Conquest351
Conquest351 SuperDork
11/20/12 11:03 a.m.

Is it even possible? We have a bunch of 14G SD cards from older versions of Ford's Navigation software and I'd love to format one and use it for something else. Is it possible to do this or are they just trash?

lastsnare
lastsnare New Reader
11/20/12 11:05 a.m.

Do they have the little slide-tab removed ?

I don't know if the write-protection feature is something internal in the card (i.e., does the slide switch short some contacts inside), or rather if the reading device (camera or whatever) have a microswitch that senses when the tab is one way or another....or missing

someone suggested on the internets, that placing an appropriately sized piece of tape over the spot where the possibly missing slider would be, might do the trick. Like old floppy disks that had the notch cut out, or cassette tapes with the tab broken off.

Conquest351
Conquest351 SuperDork
11/20/12 11:08 a.m.

Tab is there, but still won't erase. Tried it in both positions just to see if they were backwards. It shows to erase everything, but once you refresh the device, it's all back again. Tried to do a format, no go. Will not format at all.

GameboyRMH
GameboyRMH GRM+ Memberand PowerDork
11/20/12 11:08 a.m.

The write-protection feature is internal to the card. As long as that's in the correct position you should be able to format it.

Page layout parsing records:
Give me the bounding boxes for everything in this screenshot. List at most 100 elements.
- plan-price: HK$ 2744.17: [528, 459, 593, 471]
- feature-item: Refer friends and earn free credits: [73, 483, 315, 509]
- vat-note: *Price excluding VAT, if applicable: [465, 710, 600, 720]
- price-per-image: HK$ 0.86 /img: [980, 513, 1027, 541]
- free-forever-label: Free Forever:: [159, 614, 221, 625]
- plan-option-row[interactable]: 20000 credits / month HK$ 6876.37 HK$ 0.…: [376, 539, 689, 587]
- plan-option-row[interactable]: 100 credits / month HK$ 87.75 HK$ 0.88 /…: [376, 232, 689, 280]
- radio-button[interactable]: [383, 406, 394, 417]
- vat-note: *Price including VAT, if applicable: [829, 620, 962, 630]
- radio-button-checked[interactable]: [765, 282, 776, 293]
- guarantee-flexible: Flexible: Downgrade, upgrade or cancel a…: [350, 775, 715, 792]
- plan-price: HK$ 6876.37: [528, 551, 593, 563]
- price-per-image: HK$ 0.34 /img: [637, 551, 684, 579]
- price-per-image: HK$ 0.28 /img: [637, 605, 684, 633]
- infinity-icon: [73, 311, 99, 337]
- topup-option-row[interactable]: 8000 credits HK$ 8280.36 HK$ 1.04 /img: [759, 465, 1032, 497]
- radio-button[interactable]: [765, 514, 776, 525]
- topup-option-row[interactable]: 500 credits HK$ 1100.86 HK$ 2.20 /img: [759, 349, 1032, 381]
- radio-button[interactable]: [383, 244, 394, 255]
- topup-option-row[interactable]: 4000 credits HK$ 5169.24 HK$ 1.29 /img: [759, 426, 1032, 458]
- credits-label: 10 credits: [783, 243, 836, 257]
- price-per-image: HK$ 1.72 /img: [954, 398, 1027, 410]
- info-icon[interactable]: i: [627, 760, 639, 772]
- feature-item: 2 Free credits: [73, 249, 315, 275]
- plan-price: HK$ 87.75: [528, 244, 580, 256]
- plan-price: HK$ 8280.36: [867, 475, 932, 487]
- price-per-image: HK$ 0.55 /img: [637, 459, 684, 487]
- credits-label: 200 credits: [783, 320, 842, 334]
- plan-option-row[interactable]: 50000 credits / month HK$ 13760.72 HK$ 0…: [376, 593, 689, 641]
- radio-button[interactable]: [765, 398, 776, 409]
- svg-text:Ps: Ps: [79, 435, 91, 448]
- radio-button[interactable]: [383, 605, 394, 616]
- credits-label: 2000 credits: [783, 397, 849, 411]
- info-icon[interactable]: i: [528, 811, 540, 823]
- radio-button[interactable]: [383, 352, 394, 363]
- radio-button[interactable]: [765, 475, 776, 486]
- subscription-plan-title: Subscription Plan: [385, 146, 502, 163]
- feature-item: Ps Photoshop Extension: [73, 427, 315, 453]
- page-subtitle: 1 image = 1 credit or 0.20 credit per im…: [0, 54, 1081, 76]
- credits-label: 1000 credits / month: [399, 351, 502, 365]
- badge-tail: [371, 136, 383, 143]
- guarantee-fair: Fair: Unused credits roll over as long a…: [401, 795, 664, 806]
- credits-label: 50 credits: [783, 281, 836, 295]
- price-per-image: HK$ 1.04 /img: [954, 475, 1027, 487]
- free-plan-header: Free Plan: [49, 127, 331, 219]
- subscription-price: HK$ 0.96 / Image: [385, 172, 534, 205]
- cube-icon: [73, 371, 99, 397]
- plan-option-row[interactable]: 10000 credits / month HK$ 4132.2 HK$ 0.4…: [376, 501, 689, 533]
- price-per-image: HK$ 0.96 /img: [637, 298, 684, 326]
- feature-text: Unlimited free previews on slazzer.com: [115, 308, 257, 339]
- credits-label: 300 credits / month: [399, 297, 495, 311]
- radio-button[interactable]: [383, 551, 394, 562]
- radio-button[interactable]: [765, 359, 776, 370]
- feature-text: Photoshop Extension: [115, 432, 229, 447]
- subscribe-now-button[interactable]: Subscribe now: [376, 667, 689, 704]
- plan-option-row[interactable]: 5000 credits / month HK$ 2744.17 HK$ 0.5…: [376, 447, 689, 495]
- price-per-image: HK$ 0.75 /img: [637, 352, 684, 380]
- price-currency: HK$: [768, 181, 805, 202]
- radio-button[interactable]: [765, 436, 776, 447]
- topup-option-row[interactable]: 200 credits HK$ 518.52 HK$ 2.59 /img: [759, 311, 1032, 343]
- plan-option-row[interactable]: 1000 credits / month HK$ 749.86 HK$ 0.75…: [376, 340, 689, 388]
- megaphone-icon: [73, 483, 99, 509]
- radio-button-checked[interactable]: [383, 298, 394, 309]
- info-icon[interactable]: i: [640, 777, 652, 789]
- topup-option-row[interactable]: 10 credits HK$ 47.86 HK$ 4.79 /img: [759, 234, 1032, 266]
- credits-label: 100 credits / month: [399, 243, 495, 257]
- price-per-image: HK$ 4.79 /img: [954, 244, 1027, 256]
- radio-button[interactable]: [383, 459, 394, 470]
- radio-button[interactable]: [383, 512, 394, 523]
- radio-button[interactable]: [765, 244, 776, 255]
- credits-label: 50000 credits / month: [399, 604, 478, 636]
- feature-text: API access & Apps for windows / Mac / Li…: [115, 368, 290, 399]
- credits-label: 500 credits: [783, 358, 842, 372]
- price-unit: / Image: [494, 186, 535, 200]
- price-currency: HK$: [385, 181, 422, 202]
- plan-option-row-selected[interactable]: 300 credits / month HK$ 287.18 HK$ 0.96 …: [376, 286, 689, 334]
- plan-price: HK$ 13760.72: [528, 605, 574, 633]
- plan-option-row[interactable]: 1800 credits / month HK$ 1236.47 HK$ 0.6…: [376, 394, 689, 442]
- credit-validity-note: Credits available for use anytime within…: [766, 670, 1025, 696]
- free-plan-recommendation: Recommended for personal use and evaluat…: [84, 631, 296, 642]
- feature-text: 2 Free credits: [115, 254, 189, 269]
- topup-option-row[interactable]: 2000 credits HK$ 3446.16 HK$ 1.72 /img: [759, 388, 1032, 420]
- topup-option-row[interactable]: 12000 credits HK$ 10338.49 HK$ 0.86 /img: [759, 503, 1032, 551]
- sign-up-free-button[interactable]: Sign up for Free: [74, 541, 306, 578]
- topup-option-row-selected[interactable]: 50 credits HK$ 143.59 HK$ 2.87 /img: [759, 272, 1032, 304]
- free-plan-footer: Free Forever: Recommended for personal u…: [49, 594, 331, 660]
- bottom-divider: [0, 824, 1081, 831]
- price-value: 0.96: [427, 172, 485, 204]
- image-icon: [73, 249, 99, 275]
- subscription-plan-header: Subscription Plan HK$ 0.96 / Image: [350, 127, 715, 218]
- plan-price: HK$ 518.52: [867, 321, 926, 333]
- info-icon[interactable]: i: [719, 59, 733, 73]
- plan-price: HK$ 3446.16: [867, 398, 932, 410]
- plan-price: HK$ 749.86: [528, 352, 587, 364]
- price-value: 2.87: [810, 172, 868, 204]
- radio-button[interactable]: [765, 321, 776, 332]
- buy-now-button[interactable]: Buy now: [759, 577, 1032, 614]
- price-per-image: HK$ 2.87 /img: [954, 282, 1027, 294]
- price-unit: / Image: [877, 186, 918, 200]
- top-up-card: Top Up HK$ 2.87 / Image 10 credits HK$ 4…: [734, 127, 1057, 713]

[To do]
(a) In the forum thread, what storage size is given for the SD cards from older versions of Ford's Navigation software?
(b) Return, word for word, the part of the forum thread that opens with the words containing "Is it even possible?" and closes with "tab broken off.".
The records were drawn from a separate source, not from the forum thread.

[Answers in order]
(a) 14G

(b)
Is it even possible? We have a bunch of 14G SD cards from older versions of Ford's Navigation software and I'd love to format one and use it for something else. Is it possible to do this or are they just trash?

lastsnare
lastsnare New Reader
11/20/12 11:05 a.m.

Do they have the little slide-tab removed ?

I don't know if the write-protection feature is something internal in the card (i.e., does the slide switch short some contacts inside), or rather if the reading device (camera or whatever) have a microswitch that senses when the tab is one way or another....or missing

someone suggested on the internets, that placing an appropriately sized piece of tape over the spot where the possibly missing slider would be, might do the trick. Like old floppy disks that had the notch cut out, or cassette tapes with the tab broken off.